Task
Would you pull out every line of the material that contains the string "Steels"?

Dataset extract

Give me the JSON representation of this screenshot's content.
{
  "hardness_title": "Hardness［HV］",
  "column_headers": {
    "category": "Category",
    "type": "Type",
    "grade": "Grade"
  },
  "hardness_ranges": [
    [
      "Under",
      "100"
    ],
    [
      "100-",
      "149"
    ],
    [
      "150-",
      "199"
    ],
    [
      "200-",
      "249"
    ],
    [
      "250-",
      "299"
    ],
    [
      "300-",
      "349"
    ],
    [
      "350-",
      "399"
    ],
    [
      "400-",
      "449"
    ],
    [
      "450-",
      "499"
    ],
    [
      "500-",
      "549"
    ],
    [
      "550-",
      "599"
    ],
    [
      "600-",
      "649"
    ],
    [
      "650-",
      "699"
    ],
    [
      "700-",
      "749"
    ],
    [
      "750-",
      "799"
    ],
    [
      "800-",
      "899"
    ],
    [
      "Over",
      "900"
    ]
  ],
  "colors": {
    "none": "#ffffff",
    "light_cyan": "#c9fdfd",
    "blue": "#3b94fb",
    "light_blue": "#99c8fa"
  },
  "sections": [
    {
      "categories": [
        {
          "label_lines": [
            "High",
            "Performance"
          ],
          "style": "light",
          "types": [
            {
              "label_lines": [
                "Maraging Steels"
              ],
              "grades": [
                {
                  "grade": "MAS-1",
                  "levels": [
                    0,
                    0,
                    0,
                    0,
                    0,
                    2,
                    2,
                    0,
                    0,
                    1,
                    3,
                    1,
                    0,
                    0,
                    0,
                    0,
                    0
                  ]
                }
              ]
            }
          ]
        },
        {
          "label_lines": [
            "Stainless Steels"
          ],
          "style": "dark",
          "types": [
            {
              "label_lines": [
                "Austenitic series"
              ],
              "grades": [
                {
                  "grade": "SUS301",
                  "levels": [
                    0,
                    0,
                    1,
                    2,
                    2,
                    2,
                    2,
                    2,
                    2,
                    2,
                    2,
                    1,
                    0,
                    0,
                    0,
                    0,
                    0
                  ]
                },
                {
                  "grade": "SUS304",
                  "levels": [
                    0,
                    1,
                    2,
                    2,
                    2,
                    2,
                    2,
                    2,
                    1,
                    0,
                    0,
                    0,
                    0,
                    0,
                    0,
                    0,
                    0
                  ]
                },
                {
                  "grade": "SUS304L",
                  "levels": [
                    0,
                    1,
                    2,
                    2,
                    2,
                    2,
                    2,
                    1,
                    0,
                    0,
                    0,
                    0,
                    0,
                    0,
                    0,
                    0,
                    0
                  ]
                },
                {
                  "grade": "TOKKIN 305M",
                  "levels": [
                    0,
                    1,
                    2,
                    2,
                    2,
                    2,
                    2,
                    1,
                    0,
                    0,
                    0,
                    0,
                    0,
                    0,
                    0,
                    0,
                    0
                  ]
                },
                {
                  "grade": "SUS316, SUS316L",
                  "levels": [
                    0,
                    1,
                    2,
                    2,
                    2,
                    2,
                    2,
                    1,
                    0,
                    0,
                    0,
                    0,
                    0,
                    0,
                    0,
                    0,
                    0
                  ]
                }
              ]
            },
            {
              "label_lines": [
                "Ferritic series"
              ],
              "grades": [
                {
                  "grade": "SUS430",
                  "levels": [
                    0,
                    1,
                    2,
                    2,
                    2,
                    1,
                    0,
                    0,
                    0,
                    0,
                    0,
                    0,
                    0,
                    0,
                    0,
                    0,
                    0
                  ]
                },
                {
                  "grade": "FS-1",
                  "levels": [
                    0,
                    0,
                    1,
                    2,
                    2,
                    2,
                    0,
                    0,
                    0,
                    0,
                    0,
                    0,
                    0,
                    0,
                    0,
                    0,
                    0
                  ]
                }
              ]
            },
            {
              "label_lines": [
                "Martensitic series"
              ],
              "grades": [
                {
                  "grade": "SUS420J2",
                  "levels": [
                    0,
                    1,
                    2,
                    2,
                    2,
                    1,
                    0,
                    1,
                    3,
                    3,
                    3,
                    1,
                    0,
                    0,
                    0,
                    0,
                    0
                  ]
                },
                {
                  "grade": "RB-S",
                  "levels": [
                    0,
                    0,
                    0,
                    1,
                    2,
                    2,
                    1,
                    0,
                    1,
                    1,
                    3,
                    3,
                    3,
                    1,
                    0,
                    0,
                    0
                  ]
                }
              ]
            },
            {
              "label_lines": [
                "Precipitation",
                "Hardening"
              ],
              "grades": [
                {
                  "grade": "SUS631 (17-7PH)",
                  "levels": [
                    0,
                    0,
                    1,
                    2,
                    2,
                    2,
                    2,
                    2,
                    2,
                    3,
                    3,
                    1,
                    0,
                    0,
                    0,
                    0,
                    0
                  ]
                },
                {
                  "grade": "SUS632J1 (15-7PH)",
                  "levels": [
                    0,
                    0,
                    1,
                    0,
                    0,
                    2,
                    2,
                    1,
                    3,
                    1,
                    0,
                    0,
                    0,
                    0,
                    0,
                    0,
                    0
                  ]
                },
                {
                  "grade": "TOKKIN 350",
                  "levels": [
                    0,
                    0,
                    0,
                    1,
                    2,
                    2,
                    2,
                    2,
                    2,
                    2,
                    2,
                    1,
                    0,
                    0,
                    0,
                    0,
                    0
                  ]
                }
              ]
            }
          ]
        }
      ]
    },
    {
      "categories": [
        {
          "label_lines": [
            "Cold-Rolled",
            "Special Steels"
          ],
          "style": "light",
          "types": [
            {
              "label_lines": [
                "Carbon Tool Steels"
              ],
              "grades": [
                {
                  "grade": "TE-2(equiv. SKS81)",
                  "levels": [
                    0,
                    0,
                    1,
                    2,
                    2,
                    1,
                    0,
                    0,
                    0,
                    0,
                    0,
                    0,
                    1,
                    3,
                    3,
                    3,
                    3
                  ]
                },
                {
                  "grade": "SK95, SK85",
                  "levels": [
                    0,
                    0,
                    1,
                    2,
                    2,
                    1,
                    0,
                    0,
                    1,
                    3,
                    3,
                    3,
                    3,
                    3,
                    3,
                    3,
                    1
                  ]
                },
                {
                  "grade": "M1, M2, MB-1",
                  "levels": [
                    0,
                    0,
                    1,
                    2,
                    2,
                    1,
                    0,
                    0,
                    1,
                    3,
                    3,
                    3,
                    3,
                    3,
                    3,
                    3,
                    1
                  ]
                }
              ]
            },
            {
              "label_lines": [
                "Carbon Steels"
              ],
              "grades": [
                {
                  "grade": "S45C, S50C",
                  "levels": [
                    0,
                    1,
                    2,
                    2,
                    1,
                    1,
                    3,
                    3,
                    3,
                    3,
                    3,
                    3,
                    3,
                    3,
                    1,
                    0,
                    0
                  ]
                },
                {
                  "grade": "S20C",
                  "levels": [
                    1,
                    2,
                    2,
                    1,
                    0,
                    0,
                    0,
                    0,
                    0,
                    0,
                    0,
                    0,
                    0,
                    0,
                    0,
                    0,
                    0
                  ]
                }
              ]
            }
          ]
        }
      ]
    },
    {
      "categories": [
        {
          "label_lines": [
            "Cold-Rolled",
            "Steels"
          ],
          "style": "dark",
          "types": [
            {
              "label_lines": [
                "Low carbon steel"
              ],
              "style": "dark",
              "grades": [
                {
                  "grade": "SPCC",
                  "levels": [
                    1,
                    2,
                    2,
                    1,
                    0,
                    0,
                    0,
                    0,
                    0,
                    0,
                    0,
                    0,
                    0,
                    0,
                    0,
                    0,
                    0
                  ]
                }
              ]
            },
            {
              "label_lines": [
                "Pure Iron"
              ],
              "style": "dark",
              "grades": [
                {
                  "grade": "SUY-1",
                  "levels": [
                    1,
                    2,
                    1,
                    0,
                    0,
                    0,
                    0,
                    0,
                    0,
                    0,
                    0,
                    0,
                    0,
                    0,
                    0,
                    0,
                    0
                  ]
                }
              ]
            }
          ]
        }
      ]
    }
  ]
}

Worked answer
                "Maraging Steels"
            "Stainless Steels"
            "Special Steels"
                "Carbon Tool Steels"
                "Carbon Steels"
            "Steels"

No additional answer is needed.